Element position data
* begin *
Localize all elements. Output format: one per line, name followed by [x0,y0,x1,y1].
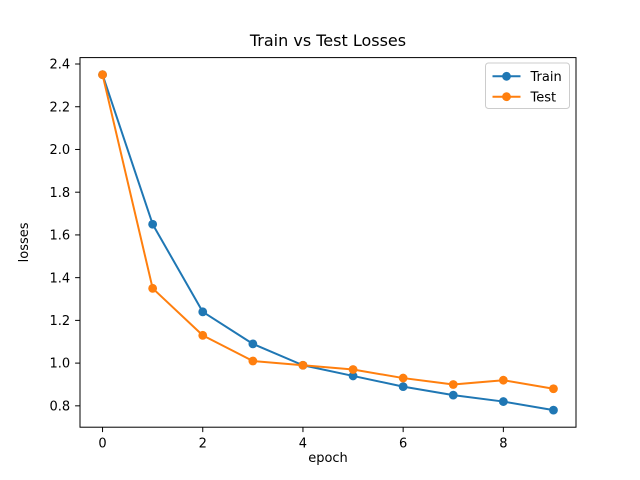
y-tick-label-1.4: 1.4 [50,271,71,286]
test-point-epoch-8 [498,375,508,385]
train-point-epoch-9 [549,405,558,415]
x-tick-label-0: 0 [98,437,106,452]
y-tick-label-1: 1.0 [50,357,71,372]
legend-label-train: Train [530,70,562,85]
legend-label-test: Test [530,90,557,105]
legend-marker-train [502,71,511,81]
y-tick-label-2.4: 2.4 [50,58,71,73]
train-point-epoch-6 [398,382,408,392]
train-point-epoch-2 [198,307,208,317]
legend-marker-test [502,92,511,102]
chart-title: Train vs Test Losses [249,31,406,50]
x-tick-label-2: 2 [199,437,207,452]
x-axis-label: epoch [308,451,348,466]
train-point-epoch-8 [498,397,508,406]
test-point-epoch-5 [348,365,358,374]
x-tick-label-4: 4 [299,437,307,452]
y-tick-label-1.2: 1.2 [50,314,71,329]
y-tick-label-2.2: 2.2 [50,100,71,115]
test-point-epoch-4 [298,360,308,370]
train-point-epoch-3 [248,339,258,349]
train-point-epoch-1 [148,219,158,229]
test-point-epoch-9 [549,384,558,394]
x-tick-label-6: 6 [399,437,407,452]
test-series-line [101,73,555,390]
test-point-epoch-3 [248,356,258,366]
train-point-epoch-5 [348,371,358,381]
train-series-line [101,73,555,412]
x-tick-label-8: 8 [499,437,507,452]
y-tick-label-1.6: 1.6 [50,229,71,244]
y-tick-label-1.8: 1.8 [50,186,71,201]
test-point-epoch-7 [448,380,458,389]
y-tick-label-0.8: 0.8 [50,399,71,414]
train-point-epoch-7 [448,390,458,400]
y-tick-label-2: 2.0 [50,143,71,158]
test-point-epoch-2 [198,330,208,340]
test-point-epoch-6 [398,373,408,383]
y-axis-label: losses [17,222,32,262]
test-point-epoch-1 [148,283,158,293]
axes-frame [79,57,577,428]
test-point-epoch-0 [98,70,107,80]
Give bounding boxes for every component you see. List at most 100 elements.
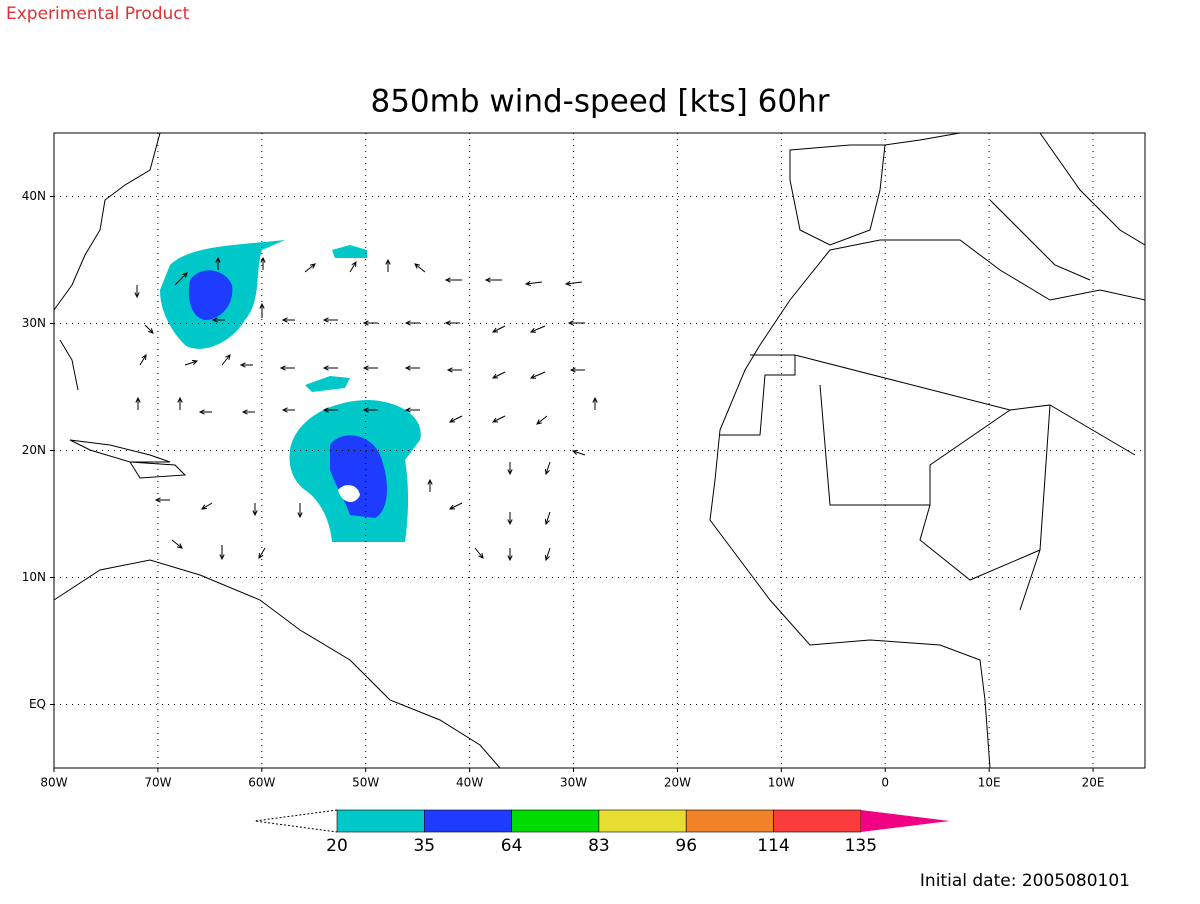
wind-area-blue xyxy=(188,270,233,320)
wind-area-cyan xyxy=(332,245,367,258)
wind-arrow xyxy=(444,277,462,283)
wind-arrow xyxy=(211,317,225,323)
wind-arrow xyxy=(404,407,420,413)
coastline xyxy=(129,461,187,479)
wind-arrow xyxy=(322,317,338,323)
wind-arrow xyxy=(529,325,546,333)
axis-labels: 80W 70W 60W 50W 40W 30W 20W 10W 0 10E 20E EQ 10N 20N 3… xyxy=(22,189,1105,790)
wind-arrow xyxy=(544,511,551,526)
wind-arrow xyxy=(134,285,140,299)
coastlines xyxy=(53,132,1146,769)
colorbar-label: 96 xyxy=(675,836,697,856)
wind-arrow xyxy=(427,478,433,492)
wind-arrow xyxy=(524,280,543,287)
wind-vectors xyxy=(134,256,598,562)
wind-arrow xyxy=(567,320,585,326)
wind-arrow xyxy=(215,256,221,270)
x-tick-label: 80W xyxy=(40,776,67,790)
wind-arrow xyxy=(297,503,303,519)
x-tick-label: 70W xyxy=(144,776,171,790)
coastline xyxy=(709,239,1146,769)
colorbar-label: 20 xyxy=(326,836,348,856)
colorbar-segment xyxy=(511,809,600,833)
wind-arrow xyxy=(446,367,462,373)
wind-arrow xyxy=(174,272,188,286)
x-tick-label: 30W xyxy=(560,776,587,790)
wind-arrow xyxy=(221,354,231,366)
x-tick-label: 60W xyxy=(248,776,275,790)
wind-arrow xyxy=(544,547,551,562)
wind-arrow xyxy=(144,324,154,334)
x-tick-label: 0 xyxy=(881,776,889,790)
colorbar-segment xyxy=(423,809,512,833)
colorbar-label: 114 xyxy=(757,836,789,856)
x-tick-label: 50W xyxy=(352,776,379,790)
product-label: Experimental Product xyxy=(6,4,190,24)
wind-arrow xyxy=(322,407,338,413)
border xyxy=(720,354,1136,611)
x-tick-label: 10E xyxy=(978,776,1001,790)
wind-arrow xyxy=(448,415,463,423)
initial-date: Initial date: 2005080101 xyxy=(920,871,1130,891)
wind-arrow xyxy=(304,263,316,273)
wind-arrow xyxy=(177,396,183,410)
x-tick-label: 20W xyxy=(664,776,691,790)
wind-arrow xyxy=(349,261,357,273)
wind-arrow xyxy=(564,280,583,287)
wind-arrow xyxy=(491,371,506,379)
wind-arrow xyxy=(414,263,426,273)
colorbar-segment xyxy=(685,809,774,833)
wind-arrow xyxy=(544,461,551,476)
coastline xyxy=(53,559,502,769)
colorbar-label: 135 xyxy=(845,836,877,856)
colorbar-segment xyxy=(336,809,425,833)
wind-arrow xyxy=(281,317,295,323)
colorbar-label: 64 xyxy=(501,836,523,856)
wind-arrow xyxy=(536,415,548,425)
wind-arrow xyxy=(385,258,391,272)
wind-arrow xyxy=(219,545,225,561)
wind-arrow xyxy=(474,547,484,559)
wind-arrow xyxy=(507,462,513,476)
y-tick-label: 20N xyxy=(22,443,46,457)
y-tick-label: 40N xyxy=(22,189,46,203)
wind-arrow xyxy=(448,502,463,510)
wind-arrow xyxy=(444,320,460,326)
coastline xyxy=(59,339,79,391)
wind-arrow xyxy=(484,277,502,283)
wind-arrow xyxy=(491,325,506,333)
wind-arrow xyxy=(258,547,266,559)
wind-arrow xyxy=(135,396,141,410)
wind-arrow xyxy=(259,302,265,318)
wind-arrow xyxy=(362,365,378,371)
wind-arrow xyxy=(571,449,586,456)
coastline xyxy=(789,144,886,246)
wind-arrow xyxy=(507,548,513,562)
colorbar-under xyxy=(254,809,338,833)
wind-arrow xyxy=(362,407,378,413)
y-tick-label: 30N xyxy=(22,316,46,330)
y-tick-label: EQ xyxy=(29,697,46,711)
colorbar-segment xyxy=(773,809,862,833)
colorbar-segment xyxy=(598,809,687,833)
wind-arrow xyxy=(529,371,546,379)
wind-arrow xyxy=(201,502,213,510)
colorbar-label: 83 xyxy=(588,836,610,856)
x-tick-label: 20E xyxy=(1082,776,1105,790)
wind-arrow xyxy=(281,407,295,413)
map-title: 850mb wind-speed [kts] 60hr xyxy=(370,84,829,120)
wind-arrow xyxy=(198,409,212,415)
colorbar: 20 35 64 83 96 114 135 xyxy=(254,809,950,856)
wind-arrow xyxy=(404,320,420,326)
wind-arrow xyxy=(592,396,598,410)
wind-arrow xyxy=(184,359,199,366)
wind-arrow xyxy=(404,365,420,371)
coastline xyxy=(53,132,161,311)
wind-arrow xyxy=(362,320,378,326)
wind-arrow xyxy=(241,409,255,415)
wind-arrow xyxy=(154,497,170,503)
wind-shading xyxy=(160,240,421,542)
wind-arrow xyxy=(139,354,147,366)
y-tick-label: 10N xyxy=(22,570,46,584)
* end *
> **Problem requirements**: Copy the data lines starting at the line that has "y-tick-label-1.4: 1.4 [50,271,71,286]" and ending after the line that has "train-point-epoch-8 [498,397,508,406]", swapping in "Training and Test Losses" wherever "Train vs Test Losses" appears and leaving everything else unchanged.

> **Written reply**:
y-tick-label-1.4: 1.4 [50,271,71,286]
test-point-epoch-8 [498,375,508,385]
train-point-epoch-9 [549,405,558,415]
x-tick-label-0: 0 [98,437,106,452]
y-tick-label-1: 1.0 [50,357,71,372]
legend-label-train: Train [530,70,562,85]
legend-label-test: Test [530,90,557,105]
legend-marker-train [502,71,511,81]
y-tick-label-2.4: 2.4 [50,58,71,73]
train-point-epoch-6 [398,382,408,392]
train-point-epoch-2 [198,307,208,317]
legend-marker-test [502,92,511,102]
chart-title: Training and Test Losses [249,31,406,50]
x-tick-label-2: 2 [199,437,207,452]
x-axis-label: epoch [308,451,348,466]
train-point-epoch-8 [498,397,508,406]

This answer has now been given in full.